#### Brief 1:
Echo everything from "The same goes" down to "the training set).)" in the comment on AI sample efficiency.
#### Brief 2:
Can you carry on the comment on AI sample efficiency, starting right after its last sentence?

#### Document section:
  
  True; I think I’ve heard some various people discussing how to more precisely think of the class of LLM capabilities, but maybe there should be more.
  
  if that’s less sample-efficient than what humans are doing, it’s not apparent to me that it can’t still accomplish the same things humans do, with a feasible amount of brute force
  
  It’s often awkward discussing these things, because there’s sort of a “seeing double” that happens. In this case, the “double” is:
  
  “AI can’t FURSI because it has poor sample efficiency...
  1. ...and therefore it would take k orders of magnitude more data / compute than a human to do AI research.”
  2. ...and therefore more generally we’ve not actually gotten that much evidence that the AI has the algorithms which would have caused both good sample efficiency and also the ability to create novel insights / skills / etc.”
  The same goes mutatis mutandis for “can make novel concepts”.
  
  I’m more saying 2. rather than 1. (Of course, this would be a very silly thing for me to say if we observed the gippities creating lots of genuine novel useful insights, but with low sample complexity (whatever that should mean here). But I would legit be very surprised if we soon saw a thing that had been trained on 1000x less human data, and performs at modern levels on language tasks (allowing it to have breadth of knowledge that can be comfortably fit in the training set).)

#### Dataset entries:
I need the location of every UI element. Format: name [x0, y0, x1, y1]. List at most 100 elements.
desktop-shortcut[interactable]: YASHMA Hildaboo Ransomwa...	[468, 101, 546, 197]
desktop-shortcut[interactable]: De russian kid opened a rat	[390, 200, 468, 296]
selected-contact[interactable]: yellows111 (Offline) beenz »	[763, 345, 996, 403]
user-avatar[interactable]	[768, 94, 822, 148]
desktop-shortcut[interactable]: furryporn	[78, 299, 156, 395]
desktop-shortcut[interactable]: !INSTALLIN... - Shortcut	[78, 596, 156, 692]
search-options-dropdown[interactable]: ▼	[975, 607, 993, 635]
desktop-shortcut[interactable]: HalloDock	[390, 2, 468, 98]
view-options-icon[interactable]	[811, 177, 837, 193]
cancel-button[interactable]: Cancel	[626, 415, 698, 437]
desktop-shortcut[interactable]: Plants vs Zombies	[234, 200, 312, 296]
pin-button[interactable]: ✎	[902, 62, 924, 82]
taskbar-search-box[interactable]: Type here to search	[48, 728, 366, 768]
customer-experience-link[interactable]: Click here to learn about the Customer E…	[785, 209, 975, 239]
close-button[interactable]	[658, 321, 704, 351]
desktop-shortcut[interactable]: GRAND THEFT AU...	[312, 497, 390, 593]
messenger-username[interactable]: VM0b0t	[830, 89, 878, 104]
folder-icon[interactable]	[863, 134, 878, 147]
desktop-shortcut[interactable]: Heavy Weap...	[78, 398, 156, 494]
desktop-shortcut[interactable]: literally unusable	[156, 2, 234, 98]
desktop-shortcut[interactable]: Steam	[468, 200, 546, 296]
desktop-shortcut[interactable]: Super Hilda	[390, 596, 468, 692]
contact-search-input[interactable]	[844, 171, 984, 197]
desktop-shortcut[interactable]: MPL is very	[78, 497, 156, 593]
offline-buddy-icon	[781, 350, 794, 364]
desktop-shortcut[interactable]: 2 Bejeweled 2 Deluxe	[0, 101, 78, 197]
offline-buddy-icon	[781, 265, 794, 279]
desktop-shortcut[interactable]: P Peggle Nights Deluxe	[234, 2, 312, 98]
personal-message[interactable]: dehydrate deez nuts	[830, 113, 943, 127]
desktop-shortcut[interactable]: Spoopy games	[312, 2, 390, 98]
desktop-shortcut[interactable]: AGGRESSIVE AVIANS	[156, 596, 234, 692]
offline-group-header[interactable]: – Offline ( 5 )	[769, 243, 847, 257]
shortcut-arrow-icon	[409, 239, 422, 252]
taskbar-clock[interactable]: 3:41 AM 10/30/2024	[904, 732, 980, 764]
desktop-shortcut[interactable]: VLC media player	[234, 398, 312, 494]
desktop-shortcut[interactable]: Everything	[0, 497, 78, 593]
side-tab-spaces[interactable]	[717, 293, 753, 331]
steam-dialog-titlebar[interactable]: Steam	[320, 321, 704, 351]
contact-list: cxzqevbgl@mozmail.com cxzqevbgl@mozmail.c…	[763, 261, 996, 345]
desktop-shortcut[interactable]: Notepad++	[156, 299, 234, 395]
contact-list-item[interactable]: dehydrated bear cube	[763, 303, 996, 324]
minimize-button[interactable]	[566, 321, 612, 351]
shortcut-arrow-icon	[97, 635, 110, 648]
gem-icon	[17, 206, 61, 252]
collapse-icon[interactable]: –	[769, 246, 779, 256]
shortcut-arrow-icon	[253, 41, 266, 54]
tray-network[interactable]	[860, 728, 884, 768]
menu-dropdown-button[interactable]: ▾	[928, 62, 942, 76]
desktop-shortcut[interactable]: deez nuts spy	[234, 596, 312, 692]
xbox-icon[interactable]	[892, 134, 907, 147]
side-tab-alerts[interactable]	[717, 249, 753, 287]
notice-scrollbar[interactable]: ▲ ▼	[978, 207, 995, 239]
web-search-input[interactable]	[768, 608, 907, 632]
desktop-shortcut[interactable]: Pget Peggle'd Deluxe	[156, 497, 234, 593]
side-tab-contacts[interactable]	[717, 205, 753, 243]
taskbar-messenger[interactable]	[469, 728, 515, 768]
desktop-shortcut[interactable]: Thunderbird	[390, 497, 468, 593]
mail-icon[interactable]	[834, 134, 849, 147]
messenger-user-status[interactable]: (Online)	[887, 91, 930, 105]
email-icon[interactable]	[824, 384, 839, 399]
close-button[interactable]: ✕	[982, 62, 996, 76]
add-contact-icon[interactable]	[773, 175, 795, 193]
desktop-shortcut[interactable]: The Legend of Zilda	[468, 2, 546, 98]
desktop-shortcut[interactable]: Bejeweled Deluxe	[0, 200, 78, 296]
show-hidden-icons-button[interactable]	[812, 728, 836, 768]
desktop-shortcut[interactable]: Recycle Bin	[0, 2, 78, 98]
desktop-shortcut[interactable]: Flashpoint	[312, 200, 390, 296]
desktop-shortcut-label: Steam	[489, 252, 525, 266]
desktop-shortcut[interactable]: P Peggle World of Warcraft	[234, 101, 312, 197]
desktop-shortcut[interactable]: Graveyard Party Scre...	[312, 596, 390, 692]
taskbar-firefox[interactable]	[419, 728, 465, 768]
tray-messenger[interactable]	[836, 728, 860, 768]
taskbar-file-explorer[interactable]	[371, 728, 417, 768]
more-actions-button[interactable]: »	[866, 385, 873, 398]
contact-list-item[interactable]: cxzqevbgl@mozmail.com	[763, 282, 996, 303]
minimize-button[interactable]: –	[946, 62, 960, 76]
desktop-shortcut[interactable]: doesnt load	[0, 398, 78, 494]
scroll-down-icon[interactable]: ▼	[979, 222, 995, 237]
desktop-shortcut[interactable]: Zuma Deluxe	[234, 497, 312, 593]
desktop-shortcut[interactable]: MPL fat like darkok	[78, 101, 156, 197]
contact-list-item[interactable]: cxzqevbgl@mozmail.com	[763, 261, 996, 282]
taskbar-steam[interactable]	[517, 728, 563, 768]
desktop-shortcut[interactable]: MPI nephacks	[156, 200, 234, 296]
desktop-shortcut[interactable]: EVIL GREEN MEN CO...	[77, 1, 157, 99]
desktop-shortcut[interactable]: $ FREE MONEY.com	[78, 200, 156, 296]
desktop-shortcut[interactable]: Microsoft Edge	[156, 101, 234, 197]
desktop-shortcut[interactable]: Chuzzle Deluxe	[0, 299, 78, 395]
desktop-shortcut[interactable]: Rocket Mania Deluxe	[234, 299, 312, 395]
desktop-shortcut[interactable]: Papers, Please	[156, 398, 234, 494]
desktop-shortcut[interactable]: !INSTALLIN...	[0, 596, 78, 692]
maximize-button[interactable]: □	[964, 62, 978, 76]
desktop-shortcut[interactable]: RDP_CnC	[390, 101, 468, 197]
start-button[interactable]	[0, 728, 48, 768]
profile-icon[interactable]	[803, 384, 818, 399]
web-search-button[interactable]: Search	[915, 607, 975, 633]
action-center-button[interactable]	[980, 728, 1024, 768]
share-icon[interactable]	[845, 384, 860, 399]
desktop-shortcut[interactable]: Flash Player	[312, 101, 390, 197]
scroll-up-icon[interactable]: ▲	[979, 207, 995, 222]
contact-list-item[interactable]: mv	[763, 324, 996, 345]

#### Written response 1:
The same goes mutatis mutandis for “can make novel concepts”.
  
  I’m more saying 2. rather than 1. (Of course, this would be a very silly thing for me to say if we observed the gippities creating lots of genuine novel useful insights, but with low sample complexity (whatever that should mean here). But I would legit be very surprised if we soon saw a thing that had been trained on 1000x less human data, and performs at modern levels on language tasks (allowing it to have breadth of knowledge that can be comfortably fit in the training set).)

#### Written response 2:
  can’t still accomplish the same things humans do
  
  Well, I would not be surprised if it can accomplish a lot of the things. It already can of course. I would be surprised if there weren’t some millions of jobs lost in the next 10 years from AI (broadly, including manufacturing, driving, etc.). In general, there’s a spectrum/space of contexts / tasks, where on the one hand you have tasks that are short, clear-feedback, and common / stereotyped, and not that hard; on the other hand you have tasks that are long, unclear-feedback, uncommon / heterogenous, and hard. The way humans do things is that we practice the short ones in some pattern to build up for the variety of long ones. I expect there to be a frontier of AIs crawling from short to long ones. I think at any given time, pumping in a bunch of brute force can expand your frontier a little bit, but not much, and it doesn’t help that much with more permanently ratcheting out the frontier.
  
  AI that’s narrowly superhuman on some range of math & software tasks can accelerate research
  
  As you’re familiar with, if you have a computer program that has 3 resources bottlenecks A (50%), B (25%), and C (25%), and you optimize the fuck out of A down to ~1%, you ~double your overall efficiency; but then if you optimize the fuck out of A again down to .1%, you’ve basically done nothing. The question to me isn’t “does AI help a significant amount with some aspects of AI research”, but rather “does AI help a significant and unboundedly growing amount with all aspects of AI research, including the long-type tasks such as coming up with really new ideas”.
  
  AI is transformative enough to motivate a whole lot of sustained attention on overcoming its remaining limitations
  
  This certainly makes me worried in general, and it’s part of why my timelines aren’t even longer; I unfortunately don’t expect a large “naturally-occurring” AI winter.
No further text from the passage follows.